↓

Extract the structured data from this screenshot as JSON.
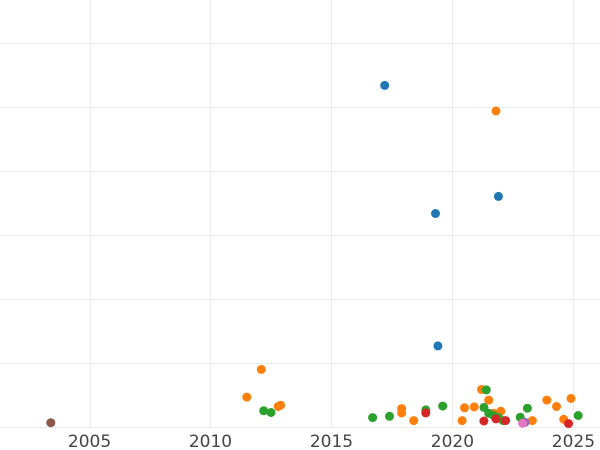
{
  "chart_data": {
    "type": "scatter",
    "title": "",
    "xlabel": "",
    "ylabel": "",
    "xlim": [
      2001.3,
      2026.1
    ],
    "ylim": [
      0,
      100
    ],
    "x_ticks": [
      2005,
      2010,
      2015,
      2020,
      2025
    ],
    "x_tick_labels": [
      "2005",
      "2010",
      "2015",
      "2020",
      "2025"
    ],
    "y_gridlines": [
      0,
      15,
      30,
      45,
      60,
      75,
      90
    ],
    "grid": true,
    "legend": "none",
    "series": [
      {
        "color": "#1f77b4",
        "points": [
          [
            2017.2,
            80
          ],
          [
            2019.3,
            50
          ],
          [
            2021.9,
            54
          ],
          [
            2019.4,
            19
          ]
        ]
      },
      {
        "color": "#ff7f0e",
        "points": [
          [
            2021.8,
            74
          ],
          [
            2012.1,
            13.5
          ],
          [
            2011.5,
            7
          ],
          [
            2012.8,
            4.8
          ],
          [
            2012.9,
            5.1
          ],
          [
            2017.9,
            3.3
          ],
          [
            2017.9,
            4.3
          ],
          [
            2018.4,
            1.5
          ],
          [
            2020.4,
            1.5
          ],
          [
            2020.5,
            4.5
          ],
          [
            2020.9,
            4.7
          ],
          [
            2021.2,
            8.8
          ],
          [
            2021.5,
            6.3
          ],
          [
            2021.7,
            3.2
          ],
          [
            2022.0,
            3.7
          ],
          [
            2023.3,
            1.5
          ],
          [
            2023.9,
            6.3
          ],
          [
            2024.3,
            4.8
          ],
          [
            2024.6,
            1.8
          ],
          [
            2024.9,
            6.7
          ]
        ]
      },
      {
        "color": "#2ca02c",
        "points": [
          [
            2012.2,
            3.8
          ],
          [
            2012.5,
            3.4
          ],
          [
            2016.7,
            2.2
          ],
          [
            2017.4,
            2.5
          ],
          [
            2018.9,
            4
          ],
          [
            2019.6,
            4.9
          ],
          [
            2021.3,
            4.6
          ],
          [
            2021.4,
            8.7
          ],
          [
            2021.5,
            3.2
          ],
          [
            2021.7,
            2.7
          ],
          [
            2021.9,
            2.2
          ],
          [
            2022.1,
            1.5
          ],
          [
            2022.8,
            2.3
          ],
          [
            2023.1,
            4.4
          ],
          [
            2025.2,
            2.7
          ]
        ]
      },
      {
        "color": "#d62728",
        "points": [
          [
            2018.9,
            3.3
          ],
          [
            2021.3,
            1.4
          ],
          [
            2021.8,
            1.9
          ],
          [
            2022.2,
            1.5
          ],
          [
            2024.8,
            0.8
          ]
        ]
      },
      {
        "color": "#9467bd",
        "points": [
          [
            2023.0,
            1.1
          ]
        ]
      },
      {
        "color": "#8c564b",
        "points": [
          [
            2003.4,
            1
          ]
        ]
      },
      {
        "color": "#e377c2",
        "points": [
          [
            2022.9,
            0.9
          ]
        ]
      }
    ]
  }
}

↑
↓

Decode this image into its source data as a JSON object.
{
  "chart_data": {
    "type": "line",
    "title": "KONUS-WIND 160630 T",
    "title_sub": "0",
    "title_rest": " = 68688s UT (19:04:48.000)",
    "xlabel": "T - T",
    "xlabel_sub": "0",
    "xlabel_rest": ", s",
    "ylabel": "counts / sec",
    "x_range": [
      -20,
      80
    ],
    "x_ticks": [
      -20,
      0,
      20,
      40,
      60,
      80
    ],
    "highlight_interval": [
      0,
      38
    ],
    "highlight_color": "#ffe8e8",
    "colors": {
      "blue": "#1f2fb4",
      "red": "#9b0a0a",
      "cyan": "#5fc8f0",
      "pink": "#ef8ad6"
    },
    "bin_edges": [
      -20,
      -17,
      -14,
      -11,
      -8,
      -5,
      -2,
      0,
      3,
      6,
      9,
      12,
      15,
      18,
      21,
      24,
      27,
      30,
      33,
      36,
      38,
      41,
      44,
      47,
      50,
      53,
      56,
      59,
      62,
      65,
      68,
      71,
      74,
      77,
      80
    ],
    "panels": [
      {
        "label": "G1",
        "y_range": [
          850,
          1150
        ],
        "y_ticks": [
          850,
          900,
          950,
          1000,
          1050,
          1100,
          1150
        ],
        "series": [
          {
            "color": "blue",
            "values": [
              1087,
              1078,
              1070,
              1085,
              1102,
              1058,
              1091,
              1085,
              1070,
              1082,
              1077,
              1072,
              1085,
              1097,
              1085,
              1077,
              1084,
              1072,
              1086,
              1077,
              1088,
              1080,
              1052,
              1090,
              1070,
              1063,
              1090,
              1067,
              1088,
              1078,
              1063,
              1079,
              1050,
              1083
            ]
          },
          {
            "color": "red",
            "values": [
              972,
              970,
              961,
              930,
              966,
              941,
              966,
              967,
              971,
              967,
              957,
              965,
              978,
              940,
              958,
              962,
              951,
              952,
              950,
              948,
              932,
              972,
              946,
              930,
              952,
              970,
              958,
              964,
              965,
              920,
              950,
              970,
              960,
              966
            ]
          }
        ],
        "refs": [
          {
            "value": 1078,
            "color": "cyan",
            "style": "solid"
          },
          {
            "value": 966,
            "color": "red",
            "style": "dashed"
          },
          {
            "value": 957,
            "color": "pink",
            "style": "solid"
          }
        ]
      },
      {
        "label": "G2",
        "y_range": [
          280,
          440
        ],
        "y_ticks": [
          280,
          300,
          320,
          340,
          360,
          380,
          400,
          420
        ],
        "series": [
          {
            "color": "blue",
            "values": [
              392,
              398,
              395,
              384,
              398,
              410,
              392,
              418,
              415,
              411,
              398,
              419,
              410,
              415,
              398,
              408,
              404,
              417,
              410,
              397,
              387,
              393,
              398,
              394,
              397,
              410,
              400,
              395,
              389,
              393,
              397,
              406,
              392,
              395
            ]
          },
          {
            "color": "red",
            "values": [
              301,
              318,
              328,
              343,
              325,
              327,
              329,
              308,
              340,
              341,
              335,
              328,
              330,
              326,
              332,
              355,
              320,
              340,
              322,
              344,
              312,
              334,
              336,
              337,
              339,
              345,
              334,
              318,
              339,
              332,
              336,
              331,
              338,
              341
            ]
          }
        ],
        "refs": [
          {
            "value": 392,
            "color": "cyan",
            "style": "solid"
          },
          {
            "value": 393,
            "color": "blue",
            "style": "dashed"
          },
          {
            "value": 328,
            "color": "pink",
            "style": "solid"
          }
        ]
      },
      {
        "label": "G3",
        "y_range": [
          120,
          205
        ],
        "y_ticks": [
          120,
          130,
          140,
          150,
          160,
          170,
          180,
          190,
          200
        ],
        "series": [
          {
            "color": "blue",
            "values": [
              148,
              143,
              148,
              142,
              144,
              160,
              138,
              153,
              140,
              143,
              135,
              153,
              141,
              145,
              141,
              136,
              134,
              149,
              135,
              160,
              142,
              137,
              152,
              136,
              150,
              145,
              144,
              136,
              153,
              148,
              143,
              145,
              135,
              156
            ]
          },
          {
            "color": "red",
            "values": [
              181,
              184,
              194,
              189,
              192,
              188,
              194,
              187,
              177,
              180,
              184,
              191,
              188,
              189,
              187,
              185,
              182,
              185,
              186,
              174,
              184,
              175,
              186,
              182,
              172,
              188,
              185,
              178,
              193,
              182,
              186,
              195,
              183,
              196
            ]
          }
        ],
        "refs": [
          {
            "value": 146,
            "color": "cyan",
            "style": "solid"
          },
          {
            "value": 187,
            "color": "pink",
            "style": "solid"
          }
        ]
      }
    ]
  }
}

↑
↓

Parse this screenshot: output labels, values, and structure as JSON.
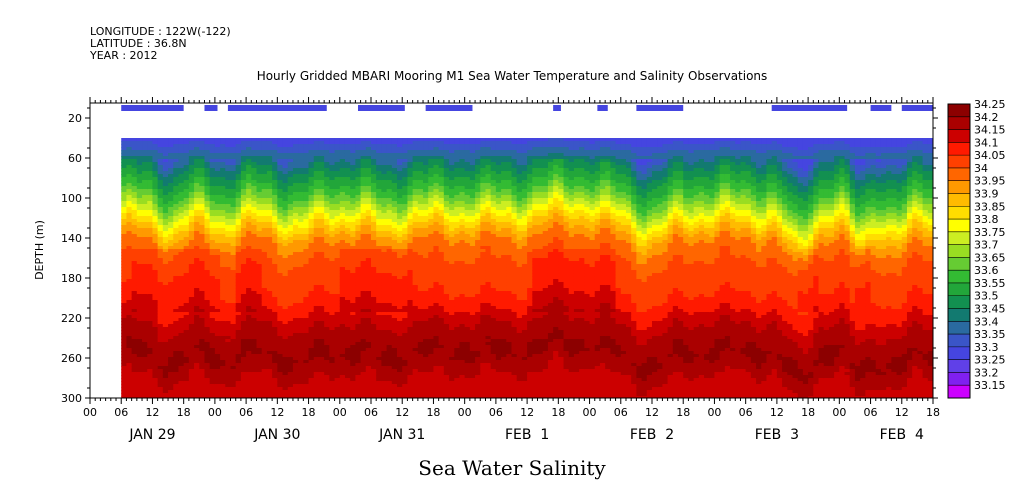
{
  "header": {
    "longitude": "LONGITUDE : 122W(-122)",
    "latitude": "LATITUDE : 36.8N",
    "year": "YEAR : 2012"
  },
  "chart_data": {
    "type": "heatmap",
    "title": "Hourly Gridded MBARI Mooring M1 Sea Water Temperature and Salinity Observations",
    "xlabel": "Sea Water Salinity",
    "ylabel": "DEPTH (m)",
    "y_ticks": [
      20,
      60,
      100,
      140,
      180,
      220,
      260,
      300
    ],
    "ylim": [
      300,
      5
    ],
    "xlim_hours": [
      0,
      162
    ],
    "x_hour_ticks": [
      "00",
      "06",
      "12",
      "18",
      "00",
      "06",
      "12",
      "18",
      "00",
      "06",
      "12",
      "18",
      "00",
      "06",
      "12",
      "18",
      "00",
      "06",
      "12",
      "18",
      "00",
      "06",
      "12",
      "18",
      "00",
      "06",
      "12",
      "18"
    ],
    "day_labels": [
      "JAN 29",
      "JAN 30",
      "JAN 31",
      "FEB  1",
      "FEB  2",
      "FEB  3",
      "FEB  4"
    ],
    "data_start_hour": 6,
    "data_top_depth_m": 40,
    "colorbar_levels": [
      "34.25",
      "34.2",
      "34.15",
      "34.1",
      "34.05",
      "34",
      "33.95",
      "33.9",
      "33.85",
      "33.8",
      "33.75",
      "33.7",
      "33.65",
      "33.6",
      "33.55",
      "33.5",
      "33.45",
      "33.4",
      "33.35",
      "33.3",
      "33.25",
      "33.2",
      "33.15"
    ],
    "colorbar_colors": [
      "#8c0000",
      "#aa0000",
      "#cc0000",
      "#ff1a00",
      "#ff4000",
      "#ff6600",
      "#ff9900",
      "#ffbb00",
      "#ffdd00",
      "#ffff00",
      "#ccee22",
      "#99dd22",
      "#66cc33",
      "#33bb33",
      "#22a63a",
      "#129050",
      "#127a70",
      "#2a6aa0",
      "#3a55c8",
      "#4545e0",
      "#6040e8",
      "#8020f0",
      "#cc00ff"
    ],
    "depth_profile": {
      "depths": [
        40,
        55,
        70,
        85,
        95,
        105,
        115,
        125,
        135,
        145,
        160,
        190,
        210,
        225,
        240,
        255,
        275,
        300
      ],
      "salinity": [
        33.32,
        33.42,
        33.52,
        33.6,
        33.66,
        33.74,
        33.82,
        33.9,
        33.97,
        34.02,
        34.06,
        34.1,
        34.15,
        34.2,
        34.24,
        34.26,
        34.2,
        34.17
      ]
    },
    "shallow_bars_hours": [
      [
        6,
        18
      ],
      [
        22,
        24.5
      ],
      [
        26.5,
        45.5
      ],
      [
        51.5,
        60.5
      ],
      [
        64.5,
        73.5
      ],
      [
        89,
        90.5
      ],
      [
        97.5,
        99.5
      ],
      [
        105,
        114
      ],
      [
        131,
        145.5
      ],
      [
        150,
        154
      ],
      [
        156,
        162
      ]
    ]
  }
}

↑

TASK BRIEF: Copy out every line from the records that has the word "this".

SOLUTION TO THE EXERCISE:
Extract the structured data from this screenshot as JSON.
Decode this image into its source data as a JSON object.
Parse this screenshot: output labels, values, and structure as JSON.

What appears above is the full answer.